EXCERPTED RECORDS:
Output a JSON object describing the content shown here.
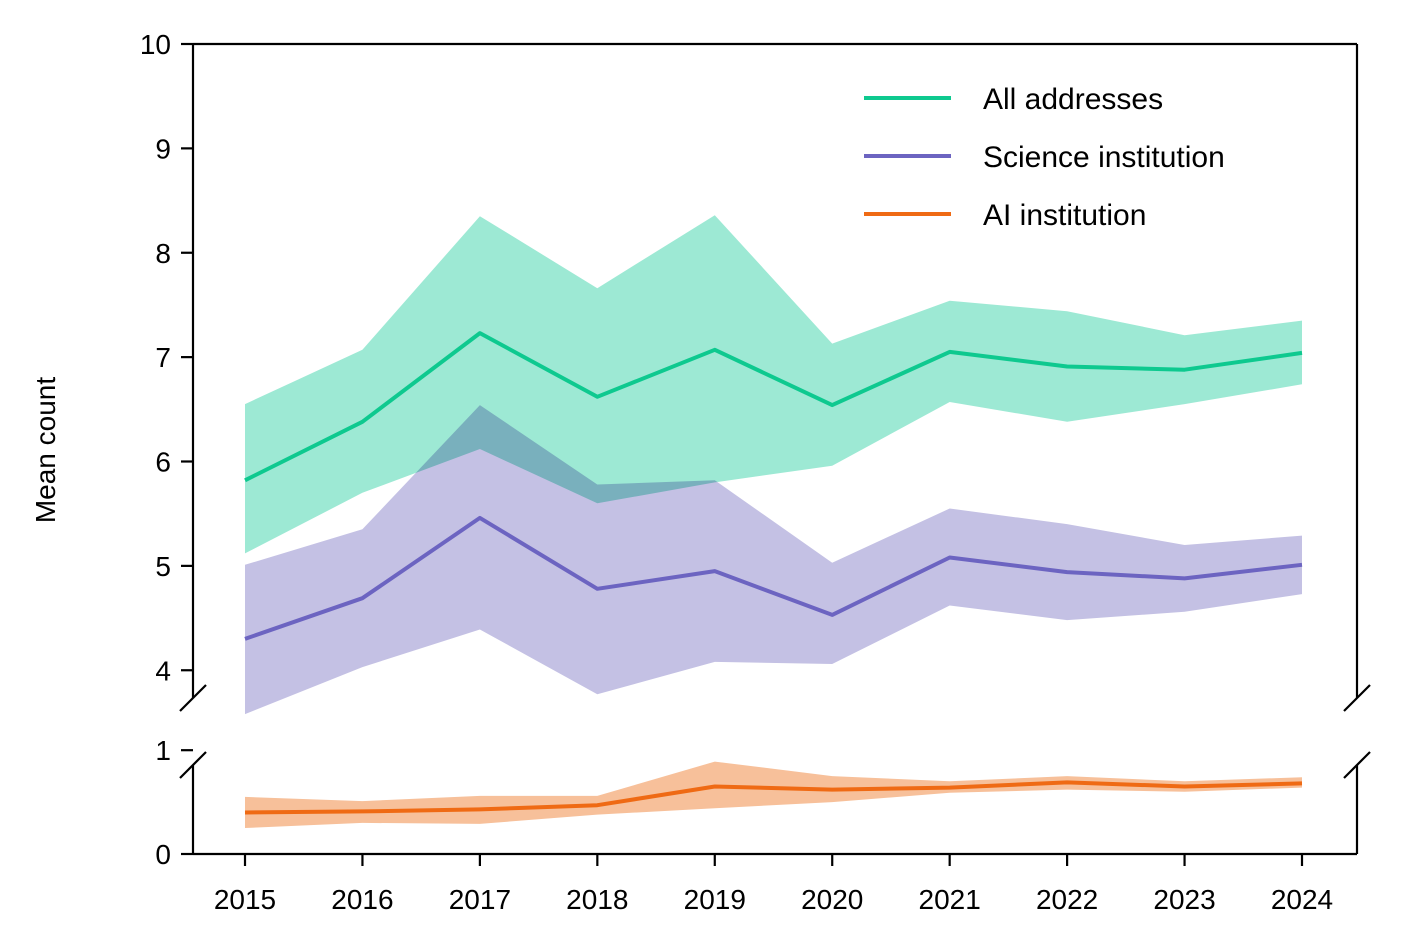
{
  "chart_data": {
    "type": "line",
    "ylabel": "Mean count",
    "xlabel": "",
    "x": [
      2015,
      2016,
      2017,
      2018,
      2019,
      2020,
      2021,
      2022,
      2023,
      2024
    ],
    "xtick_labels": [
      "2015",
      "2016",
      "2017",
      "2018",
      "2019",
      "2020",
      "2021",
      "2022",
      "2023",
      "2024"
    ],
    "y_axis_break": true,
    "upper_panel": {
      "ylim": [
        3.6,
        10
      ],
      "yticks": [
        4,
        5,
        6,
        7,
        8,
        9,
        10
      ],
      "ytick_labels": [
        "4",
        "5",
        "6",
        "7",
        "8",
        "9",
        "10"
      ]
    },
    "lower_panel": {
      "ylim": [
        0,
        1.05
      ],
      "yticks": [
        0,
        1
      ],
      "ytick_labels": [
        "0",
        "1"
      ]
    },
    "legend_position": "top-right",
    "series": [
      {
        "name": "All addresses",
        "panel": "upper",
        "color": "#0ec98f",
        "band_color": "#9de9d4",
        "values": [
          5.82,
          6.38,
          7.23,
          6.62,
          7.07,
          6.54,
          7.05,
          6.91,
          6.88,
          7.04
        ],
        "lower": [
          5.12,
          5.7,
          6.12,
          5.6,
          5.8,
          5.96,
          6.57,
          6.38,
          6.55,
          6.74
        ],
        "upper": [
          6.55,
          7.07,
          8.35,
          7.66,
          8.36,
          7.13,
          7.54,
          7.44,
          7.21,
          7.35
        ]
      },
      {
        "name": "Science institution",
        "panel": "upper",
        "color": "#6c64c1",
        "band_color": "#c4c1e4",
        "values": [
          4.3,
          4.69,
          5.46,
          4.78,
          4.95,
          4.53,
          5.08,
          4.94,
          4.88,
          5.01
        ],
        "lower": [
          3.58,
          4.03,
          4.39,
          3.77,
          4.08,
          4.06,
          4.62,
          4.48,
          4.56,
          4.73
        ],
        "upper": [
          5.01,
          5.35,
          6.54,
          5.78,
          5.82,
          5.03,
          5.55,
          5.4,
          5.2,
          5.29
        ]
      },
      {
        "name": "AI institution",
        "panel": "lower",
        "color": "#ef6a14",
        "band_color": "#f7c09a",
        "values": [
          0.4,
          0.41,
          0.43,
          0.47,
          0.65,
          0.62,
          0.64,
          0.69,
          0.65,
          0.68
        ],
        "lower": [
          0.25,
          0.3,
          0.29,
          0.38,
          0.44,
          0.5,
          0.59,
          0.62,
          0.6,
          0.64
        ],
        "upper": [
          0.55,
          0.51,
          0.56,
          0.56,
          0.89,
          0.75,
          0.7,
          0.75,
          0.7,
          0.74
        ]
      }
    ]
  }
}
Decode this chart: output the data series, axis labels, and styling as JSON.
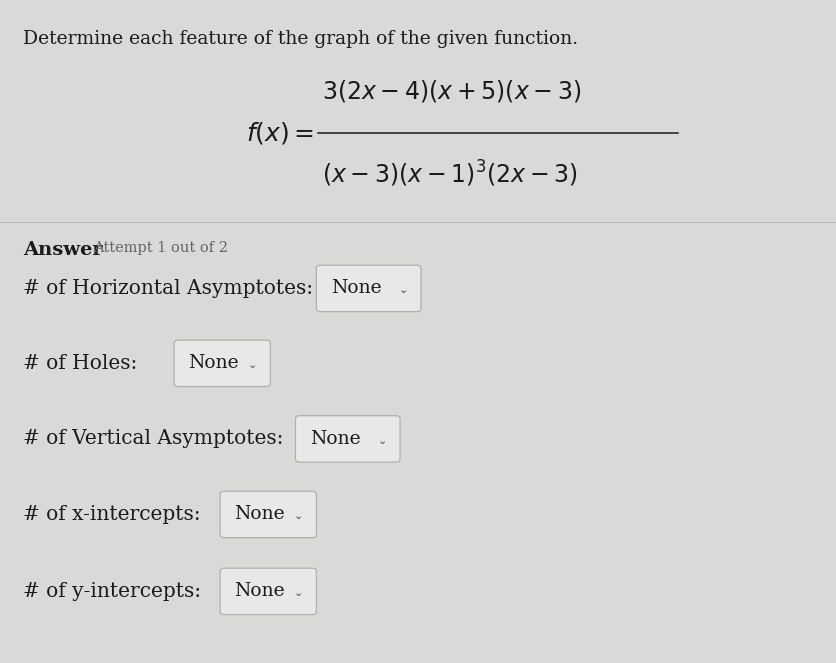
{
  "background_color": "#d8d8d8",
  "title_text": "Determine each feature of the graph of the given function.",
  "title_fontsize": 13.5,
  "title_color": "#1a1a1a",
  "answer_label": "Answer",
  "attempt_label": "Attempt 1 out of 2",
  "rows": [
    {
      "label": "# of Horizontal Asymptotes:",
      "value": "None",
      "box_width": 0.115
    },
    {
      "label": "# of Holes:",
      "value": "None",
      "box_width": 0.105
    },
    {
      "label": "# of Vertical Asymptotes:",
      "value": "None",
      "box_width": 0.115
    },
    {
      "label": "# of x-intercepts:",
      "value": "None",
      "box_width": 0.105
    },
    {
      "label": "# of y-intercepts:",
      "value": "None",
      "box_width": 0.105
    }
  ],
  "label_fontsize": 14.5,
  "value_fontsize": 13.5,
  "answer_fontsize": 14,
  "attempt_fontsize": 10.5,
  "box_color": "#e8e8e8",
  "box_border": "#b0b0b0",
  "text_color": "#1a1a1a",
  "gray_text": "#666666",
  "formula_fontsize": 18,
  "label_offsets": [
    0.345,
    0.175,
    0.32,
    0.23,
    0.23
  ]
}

---

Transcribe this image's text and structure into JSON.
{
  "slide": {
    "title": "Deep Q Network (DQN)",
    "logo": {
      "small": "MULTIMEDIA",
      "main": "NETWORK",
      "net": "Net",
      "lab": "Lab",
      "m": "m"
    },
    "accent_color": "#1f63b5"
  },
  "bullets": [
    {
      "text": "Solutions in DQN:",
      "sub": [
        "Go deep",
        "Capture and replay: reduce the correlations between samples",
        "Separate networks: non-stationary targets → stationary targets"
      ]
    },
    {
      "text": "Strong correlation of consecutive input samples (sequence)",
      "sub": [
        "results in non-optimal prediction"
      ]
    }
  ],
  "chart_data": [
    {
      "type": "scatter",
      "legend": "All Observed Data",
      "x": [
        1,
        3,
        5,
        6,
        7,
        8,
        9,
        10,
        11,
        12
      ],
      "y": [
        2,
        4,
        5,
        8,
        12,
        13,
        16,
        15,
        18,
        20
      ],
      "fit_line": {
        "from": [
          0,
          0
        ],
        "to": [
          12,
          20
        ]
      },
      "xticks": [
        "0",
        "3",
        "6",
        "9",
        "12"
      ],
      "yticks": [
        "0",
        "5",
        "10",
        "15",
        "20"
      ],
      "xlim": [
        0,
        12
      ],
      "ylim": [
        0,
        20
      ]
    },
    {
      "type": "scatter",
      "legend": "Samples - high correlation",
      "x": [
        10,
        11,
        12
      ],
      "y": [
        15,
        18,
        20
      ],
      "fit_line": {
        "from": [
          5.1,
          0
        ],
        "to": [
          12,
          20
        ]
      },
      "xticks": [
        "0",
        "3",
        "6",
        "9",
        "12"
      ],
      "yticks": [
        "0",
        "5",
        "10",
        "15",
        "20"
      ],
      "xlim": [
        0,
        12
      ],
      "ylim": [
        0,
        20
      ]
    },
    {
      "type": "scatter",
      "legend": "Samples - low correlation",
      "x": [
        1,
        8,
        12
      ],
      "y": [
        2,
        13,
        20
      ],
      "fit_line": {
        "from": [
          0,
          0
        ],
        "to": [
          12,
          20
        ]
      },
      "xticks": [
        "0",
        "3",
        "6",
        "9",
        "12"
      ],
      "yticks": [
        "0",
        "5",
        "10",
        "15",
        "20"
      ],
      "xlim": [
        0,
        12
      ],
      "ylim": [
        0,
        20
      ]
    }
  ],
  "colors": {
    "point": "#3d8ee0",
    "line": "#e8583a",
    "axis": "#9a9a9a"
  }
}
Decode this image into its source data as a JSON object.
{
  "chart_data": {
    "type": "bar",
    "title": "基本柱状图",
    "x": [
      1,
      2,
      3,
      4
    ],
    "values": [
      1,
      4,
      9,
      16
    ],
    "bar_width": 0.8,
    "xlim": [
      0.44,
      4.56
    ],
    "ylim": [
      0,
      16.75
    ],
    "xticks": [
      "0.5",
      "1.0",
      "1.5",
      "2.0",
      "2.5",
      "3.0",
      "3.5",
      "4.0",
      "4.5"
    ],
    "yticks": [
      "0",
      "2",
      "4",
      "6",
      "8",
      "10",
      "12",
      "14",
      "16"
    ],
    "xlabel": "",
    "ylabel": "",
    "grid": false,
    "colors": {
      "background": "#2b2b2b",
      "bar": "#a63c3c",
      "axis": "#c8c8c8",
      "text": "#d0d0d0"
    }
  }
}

--

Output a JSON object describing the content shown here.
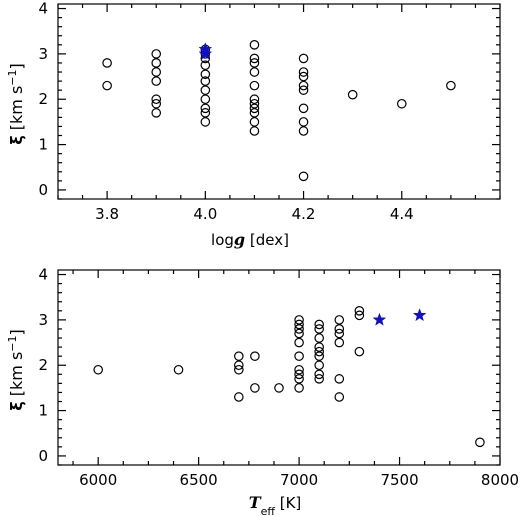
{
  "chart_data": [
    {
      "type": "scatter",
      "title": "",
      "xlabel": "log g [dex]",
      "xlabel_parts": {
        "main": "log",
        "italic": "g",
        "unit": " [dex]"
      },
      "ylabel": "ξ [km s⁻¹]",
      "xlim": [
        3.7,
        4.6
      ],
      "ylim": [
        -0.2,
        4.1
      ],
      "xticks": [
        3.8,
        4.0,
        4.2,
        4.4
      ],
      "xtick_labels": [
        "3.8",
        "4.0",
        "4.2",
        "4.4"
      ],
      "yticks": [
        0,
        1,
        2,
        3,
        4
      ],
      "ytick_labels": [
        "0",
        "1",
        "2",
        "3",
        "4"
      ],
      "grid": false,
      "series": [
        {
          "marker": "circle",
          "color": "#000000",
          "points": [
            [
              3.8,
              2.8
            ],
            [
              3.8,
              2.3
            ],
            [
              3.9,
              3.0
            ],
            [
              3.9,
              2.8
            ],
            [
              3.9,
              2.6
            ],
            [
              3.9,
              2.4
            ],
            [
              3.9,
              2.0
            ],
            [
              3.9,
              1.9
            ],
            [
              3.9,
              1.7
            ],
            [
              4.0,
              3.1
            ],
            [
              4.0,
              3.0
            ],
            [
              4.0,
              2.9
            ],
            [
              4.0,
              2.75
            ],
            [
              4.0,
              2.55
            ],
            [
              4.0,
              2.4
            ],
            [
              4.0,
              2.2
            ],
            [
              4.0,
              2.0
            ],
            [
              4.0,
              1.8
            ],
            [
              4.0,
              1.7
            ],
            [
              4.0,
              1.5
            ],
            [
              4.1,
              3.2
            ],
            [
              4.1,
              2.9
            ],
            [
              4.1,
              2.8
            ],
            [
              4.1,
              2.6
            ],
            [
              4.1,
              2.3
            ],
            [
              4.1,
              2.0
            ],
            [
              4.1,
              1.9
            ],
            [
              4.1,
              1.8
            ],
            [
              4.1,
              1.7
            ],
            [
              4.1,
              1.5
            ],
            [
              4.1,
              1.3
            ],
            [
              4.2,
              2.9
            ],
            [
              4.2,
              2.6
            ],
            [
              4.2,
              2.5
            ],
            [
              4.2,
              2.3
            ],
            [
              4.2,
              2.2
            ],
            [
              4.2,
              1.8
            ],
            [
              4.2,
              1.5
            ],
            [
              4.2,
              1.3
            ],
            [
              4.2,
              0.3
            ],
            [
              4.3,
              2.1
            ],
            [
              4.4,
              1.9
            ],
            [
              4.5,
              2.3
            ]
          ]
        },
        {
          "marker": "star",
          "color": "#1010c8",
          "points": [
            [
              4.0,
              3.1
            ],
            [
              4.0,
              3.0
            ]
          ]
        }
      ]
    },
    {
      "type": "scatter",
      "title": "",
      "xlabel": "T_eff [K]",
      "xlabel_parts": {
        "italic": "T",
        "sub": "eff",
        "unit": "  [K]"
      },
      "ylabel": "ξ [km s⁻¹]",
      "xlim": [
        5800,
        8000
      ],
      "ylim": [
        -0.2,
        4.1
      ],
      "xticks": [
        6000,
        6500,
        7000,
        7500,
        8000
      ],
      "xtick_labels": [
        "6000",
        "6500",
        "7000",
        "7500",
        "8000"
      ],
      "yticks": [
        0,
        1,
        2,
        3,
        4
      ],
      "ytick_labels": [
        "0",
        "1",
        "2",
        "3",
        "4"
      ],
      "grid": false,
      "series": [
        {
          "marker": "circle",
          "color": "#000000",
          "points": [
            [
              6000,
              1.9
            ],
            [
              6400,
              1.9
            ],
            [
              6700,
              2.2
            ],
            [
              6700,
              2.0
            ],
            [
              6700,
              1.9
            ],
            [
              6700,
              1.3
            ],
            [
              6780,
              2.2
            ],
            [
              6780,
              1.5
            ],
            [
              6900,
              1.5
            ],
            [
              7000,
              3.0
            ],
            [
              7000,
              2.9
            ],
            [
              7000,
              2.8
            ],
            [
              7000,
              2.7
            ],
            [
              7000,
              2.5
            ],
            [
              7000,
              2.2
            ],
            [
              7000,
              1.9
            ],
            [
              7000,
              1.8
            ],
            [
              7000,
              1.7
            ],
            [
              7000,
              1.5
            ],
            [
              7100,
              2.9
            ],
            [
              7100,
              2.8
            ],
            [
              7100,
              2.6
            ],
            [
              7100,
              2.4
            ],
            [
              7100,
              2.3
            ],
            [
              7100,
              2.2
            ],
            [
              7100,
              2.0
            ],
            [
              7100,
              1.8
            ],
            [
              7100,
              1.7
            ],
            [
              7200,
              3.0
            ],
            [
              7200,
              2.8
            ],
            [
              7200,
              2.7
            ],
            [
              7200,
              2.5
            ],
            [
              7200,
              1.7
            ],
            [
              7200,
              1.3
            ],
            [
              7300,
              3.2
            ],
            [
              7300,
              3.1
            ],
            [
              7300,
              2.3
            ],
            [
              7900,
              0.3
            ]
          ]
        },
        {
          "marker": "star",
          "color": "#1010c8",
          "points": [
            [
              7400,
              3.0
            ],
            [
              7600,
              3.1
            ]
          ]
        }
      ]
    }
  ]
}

REQUIREMENT: Check each line of the listing above for the string "into", then report only how many lines have it.

RESPONSE TO THIS EXERCISE: 2